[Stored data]
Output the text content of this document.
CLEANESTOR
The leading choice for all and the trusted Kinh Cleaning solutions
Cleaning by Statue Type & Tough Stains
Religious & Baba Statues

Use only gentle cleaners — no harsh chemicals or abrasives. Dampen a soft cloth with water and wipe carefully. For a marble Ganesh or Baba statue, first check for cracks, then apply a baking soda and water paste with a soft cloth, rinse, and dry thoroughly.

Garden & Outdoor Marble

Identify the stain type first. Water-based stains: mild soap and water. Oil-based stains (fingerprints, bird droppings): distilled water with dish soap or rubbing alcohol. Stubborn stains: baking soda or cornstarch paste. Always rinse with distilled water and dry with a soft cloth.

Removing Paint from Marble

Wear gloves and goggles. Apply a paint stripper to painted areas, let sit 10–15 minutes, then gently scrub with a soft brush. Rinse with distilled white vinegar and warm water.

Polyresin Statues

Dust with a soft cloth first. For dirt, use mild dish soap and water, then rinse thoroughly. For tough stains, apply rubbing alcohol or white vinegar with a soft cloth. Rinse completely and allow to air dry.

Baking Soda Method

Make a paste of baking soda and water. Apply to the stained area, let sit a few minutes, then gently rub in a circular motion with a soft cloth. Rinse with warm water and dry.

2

OBJECTIVE = Find the word "Statues" in the material, then list each line that holds it.

WRITTEN REPLY =
Religious & Baba Statues
Polyresin Statues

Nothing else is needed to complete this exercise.